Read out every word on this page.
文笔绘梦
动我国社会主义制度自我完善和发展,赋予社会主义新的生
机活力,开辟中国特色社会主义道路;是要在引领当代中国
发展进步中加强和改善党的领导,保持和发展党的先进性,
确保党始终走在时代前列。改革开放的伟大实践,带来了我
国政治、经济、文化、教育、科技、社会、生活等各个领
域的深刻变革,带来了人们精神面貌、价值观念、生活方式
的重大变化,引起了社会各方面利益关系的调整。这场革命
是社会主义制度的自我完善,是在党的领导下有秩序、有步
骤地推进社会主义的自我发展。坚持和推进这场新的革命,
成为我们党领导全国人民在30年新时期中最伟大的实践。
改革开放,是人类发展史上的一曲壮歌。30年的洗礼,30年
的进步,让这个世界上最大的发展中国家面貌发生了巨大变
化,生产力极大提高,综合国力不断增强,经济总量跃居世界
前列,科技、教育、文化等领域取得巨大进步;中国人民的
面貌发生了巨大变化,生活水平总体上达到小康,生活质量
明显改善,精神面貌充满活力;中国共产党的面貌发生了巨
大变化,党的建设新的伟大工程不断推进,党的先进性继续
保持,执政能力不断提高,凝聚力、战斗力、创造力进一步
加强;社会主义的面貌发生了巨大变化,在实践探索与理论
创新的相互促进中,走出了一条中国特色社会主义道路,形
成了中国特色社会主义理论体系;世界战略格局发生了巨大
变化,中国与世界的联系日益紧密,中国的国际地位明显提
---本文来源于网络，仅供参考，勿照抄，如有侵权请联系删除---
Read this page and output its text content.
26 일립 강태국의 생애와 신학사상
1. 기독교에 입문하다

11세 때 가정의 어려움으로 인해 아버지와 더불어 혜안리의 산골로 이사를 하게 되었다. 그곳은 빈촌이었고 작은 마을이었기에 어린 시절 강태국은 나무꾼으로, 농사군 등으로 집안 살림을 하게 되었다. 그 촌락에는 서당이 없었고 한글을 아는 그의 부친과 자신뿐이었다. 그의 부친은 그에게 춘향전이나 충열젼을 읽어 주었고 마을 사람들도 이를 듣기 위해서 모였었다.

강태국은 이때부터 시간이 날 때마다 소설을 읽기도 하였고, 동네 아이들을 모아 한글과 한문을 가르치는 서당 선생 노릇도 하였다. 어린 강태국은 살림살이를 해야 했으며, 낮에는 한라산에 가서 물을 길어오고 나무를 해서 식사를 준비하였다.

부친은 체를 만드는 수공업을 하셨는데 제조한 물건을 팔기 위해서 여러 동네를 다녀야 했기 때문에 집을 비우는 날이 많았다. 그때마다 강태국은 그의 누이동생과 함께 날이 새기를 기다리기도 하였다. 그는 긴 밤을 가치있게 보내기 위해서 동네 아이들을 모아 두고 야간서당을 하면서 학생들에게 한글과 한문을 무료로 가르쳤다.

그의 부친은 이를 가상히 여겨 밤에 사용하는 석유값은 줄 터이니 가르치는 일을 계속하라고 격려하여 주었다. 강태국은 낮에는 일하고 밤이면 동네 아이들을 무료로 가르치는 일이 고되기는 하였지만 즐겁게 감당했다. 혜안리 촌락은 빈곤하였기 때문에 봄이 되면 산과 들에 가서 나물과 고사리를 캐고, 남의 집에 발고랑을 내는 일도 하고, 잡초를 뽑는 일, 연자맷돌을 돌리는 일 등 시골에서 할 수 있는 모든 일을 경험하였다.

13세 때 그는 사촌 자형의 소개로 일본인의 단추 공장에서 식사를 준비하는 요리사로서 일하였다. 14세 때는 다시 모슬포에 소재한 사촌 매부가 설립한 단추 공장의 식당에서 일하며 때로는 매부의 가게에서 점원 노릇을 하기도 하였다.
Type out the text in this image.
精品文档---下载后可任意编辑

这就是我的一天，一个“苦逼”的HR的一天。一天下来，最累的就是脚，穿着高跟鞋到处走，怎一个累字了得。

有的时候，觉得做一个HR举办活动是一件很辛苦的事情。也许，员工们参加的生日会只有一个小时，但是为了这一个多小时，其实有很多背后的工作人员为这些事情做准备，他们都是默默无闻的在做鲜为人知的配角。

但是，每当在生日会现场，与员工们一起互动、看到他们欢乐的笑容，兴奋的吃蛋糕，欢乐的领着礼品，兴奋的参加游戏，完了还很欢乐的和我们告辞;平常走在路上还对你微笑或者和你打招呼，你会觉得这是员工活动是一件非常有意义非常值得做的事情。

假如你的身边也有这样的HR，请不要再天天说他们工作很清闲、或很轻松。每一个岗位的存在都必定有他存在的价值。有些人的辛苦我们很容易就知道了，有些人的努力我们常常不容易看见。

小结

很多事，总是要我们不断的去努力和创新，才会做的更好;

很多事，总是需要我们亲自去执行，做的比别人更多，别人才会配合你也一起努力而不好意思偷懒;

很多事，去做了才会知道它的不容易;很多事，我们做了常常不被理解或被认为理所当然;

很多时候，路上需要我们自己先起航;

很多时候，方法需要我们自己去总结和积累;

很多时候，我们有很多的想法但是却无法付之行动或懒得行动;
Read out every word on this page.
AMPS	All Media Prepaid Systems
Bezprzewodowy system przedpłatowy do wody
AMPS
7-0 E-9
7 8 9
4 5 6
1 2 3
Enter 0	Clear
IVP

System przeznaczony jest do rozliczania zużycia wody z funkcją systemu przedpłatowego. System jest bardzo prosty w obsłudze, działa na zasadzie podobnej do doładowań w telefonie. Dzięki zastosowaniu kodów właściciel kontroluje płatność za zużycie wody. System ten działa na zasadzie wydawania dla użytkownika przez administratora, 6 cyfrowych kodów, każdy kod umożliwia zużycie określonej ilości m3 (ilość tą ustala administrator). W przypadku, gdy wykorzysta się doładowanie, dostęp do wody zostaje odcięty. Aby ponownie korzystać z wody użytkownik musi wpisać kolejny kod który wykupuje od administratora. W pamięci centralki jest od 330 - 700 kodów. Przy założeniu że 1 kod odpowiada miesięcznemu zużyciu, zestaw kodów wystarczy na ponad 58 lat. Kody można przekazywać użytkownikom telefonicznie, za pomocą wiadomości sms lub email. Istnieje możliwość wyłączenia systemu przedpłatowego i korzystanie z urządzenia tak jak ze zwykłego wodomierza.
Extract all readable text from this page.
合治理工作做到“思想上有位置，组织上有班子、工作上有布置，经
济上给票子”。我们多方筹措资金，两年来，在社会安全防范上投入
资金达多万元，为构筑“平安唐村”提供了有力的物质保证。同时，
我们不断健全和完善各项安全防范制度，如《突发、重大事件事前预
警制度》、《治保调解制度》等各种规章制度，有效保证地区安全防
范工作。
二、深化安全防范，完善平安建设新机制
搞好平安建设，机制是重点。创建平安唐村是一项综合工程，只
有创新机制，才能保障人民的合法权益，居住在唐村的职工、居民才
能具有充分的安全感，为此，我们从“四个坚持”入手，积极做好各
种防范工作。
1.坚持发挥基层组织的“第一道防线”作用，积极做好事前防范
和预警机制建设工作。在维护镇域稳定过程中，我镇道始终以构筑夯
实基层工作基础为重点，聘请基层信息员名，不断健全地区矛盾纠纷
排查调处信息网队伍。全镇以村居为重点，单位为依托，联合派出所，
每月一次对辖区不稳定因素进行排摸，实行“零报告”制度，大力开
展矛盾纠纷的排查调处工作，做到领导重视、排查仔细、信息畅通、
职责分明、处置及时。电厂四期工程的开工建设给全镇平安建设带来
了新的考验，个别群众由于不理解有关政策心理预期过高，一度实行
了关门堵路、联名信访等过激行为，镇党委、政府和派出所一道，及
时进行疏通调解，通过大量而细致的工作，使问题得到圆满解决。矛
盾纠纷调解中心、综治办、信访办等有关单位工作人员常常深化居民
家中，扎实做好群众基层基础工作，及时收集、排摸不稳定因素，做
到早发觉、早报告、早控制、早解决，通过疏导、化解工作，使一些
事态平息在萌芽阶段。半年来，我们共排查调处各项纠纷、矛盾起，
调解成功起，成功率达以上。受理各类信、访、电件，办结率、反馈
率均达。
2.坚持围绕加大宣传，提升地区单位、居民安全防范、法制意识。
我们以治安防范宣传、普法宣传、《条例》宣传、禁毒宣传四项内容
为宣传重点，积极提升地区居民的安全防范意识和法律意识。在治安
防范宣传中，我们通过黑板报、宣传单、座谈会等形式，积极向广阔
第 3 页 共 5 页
---+---
WHAT IS BEING ASKED:
From the data above, pick out each line containing "아이들을" and copy it.

ANSWER FOR THIS EXERCISE:
강태국은 이때부터 시간이 날 때마다 소설을 읽기도 하였고, 동네 아이들을 모아 한글과 한문을 가르치는 서당 선생 노릇도 하였다. 어린 강태국은 살림살이를 해야 했으며, 낮에는 한라산에 가서 물을 길어오고 나무를 해서 식사를 준비하였다.
부친은 체를 만드는 수공업을 하셨는데 제조한 물건을 팔기 위해서 여러 동네를 다녀야 했기 때문에 집을 비우는 날이 많았다. 그때마다 강태국은 그의 누이동생과 함께 날이 새기를 기다리기도 하였다. 그는 긴 밤을 가치있게 보내기 위해서 동네 아이들을 모아 두고 야간서당을 하면서 학생들에게 한글과 한문을 무료로 가르쳤다.
그의 부친은 이를 가상히 여겨 밤에 사용하는 석유값은 줄 터이니 가르치는 일을 계속하라고 격려하여 주었다. 강태국은 낮에는 일하고 밤이면 동네 아이들을 무료로 가르치는 일이 고되기는 하였지만 즐겁게 감당했다. 혜안리 촌락은 빈곤하였기 때문에 봄이 되면 산과 들에 가서 나물과 고사리를 캐고, 남의 집에 발고랑을 내는 일도 하고, 잡초를 뽑는 일, 연자맷돌을 돌리는 일 등 시골에서 할 수 있는 모든 일을 경험하였다.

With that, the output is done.